Passage to read:
Content starts
Do you want to be a little boy or a little girl forever and ever, and to always have fun? Well then, let me tell you a story. Gather up your nostalgic imagination and fly with me to Never Land.
Set among a grove of trees, in a theatre open to the sky, find your way by fairy lights up into the gods. The deconstructed set – an astonishing accomplishment by Jon Bausor – is first glimpsed as a war-torn hospital scene, with army nets and trenches surrounding the raised stage. Young men are hospitalised in metal-framed beds and nurses attend. Wartime songs are spun around like echoes of another time (‘Keep the Home Fires Burning’ and ‘It’s a Long, Long Way to Tipperary’), along with the nymph-like presence of a singer (Rebecca Askew/Melanie Pappenheim) who delivers beautifully eerie, siren-like songs. The harpist, Tamara Young, deserves particular note for the astonishing dexterity of her playing, along with the dreamy musical arrangements of the original score by Nick Powell.
We soon emerge from this elegiac frame scene when a nurse begins to read Peter Pan to the soldiers. She, we discover, is Wendy (Kae Alexander). Never Land becomes a solace for wartime hurts and troubles, and thus is made far more enchanting than you could ever imagine or dream it; a childhood fantasia of springtime petals where adults are but a figment of the imagination, and flying through the air, entrancing creatures, and pirate baddies are the order of the day.
A particularly lovely moment occurs when we first meet Pan (Hiran Abeysekera), who is trying to catch his shadow, played by the soldiers. Abeysekera’s nimbleness and strength, displayed here, come into their own as he takes to the air with utter confidence. But for now, Wendy stitches on his shadow (only if he promises not to cry) and we get that first taste of his cheekiness, and far away innocence. The soldiers spin away to reveal ‘stitched-on’ shadows; a simple but seemingly magical creation of two spotlights.
Content ends
Questions to answer:
(1) Decide whether each statement agrees with the Peter Pan review, answering yes or no and quoting the words that decide it: (a) Wendy is played by Kae Alexander. (b) The set was designed by Nick Powell. (c) Pan's shadow is played by the soldiers.
(2) Write the next part of the Peter Pan review, picking up after its final sentence.
The listing that follows is separate material and has no connection to the Peter Pan review.

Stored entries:
Content starts
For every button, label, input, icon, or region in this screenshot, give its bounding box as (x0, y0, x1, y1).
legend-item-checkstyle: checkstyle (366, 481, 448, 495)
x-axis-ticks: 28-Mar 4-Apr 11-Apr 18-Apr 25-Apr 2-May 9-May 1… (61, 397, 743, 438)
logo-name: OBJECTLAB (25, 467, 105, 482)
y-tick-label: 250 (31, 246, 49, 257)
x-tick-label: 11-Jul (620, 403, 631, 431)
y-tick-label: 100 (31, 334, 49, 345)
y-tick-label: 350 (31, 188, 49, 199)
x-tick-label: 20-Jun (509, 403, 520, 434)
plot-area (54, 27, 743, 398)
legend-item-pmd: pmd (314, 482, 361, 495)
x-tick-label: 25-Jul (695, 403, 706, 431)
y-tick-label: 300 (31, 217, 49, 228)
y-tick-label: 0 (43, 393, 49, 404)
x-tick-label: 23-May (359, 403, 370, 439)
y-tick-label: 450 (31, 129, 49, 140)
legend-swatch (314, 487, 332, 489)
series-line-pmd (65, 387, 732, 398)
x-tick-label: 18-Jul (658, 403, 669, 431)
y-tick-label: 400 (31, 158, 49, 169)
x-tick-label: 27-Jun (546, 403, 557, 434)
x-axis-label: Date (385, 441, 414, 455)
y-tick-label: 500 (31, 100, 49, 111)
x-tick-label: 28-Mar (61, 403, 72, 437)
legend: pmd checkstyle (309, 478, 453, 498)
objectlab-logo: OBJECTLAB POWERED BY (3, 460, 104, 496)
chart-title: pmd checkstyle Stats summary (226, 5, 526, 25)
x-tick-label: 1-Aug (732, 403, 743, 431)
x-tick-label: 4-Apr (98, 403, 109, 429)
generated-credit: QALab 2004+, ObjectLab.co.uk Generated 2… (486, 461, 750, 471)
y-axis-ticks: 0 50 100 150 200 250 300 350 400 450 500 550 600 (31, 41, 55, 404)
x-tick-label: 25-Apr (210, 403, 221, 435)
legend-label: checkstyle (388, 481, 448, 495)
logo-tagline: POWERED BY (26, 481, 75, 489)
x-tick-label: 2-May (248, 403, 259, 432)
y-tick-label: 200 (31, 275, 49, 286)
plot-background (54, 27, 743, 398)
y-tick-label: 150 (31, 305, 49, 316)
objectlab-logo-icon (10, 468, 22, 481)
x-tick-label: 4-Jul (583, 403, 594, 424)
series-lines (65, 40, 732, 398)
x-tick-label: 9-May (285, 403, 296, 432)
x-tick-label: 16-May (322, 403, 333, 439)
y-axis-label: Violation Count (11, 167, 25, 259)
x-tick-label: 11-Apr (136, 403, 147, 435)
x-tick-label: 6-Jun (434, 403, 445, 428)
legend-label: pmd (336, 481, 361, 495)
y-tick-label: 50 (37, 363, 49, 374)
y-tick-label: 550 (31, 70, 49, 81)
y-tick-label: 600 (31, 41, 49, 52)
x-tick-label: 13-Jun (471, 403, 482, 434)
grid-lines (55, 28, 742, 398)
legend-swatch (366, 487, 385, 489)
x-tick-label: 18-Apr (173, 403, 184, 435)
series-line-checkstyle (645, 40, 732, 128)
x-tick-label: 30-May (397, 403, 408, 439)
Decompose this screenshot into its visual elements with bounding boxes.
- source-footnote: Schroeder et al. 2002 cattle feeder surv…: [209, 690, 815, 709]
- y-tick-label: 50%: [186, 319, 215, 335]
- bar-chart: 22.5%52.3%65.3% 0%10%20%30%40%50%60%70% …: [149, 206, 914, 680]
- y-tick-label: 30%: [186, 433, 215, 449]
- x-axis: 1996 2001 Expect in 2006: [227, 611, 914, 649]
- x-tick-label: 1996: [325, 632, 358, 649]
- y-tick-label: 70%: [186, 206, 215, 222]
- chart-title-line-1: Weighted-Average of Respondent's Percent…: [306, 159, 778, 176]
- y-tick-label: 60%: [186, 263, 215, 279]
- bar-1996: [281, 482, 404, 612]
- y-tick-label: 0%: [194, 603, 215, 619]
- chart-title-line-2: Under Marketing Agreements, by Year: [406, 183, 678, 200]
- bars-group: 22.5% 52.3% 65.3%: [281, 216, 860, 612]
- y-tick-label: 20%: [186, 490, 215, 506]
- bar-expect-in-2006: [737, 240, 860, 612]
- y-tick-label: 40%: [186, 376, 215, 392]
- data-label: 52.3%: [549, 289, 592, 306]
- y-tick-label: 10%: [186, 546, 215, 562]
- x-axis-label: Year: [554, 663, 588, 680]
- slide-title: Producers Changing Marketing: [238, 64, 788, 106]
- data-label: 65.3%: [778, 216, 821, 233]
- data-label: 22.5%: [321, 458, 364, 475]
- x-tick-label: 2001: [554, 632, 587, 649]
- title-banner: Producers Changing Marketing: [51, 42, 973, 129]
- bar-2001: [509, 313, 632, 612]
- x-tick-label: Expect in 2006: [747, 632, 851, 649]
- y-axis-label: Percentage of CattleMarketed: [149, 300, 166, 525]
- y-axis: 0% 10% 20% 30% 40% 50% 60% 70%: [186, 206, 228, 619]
Content ends
Activity answers:
(1)
(a) Yes: "She, we discover, is Wendy (Kae Alexander)."
(b) No: "The deconstructed set – an astonishing accomplishment by Jon Bausor"
(c) Yes: "who is trying to catch his shadow, played by the soldiers."

(2)
The Lost Boys – dressed up in tie-dye jim jams, cosy knits and waist coats – are a troop of comic cuddles, yearning for a mother. Their accidents and ingenuity are a key figure in the amusing antics of Never Land. Thomas Pickles, as Slightly, is particularly endearing.
Tinkerbell is delightfully reimagined as a metallic puppet – a lamp and a brass kettle – whose grumblings and meddlings are more reminiscent of Puck or Wall-E than a Disney princess. Rachael Canning’s designs for the puppetry – fishes from pyjama bottoms, mermaids with gas mask faces, umbrella jellyfish – never fail to induce gasps of amazement.
I don’t suppose there could be a better adaptation of Peter Pan than has been achieved here at Regent’s Park Open Air Theatre – on stage, in film, in your wild spun dreams. Sheader and Steel’s vision puts the pantomime Pan of village halls far from our thoughts. With the cast of adult actors, we have sentiment without it cloying, and guilelessness without pretension. This is a daring and ingenious exhibition of how theatre can transfigure the old stories we know so well into an encounter so singular, we forget we ever knew the story at all.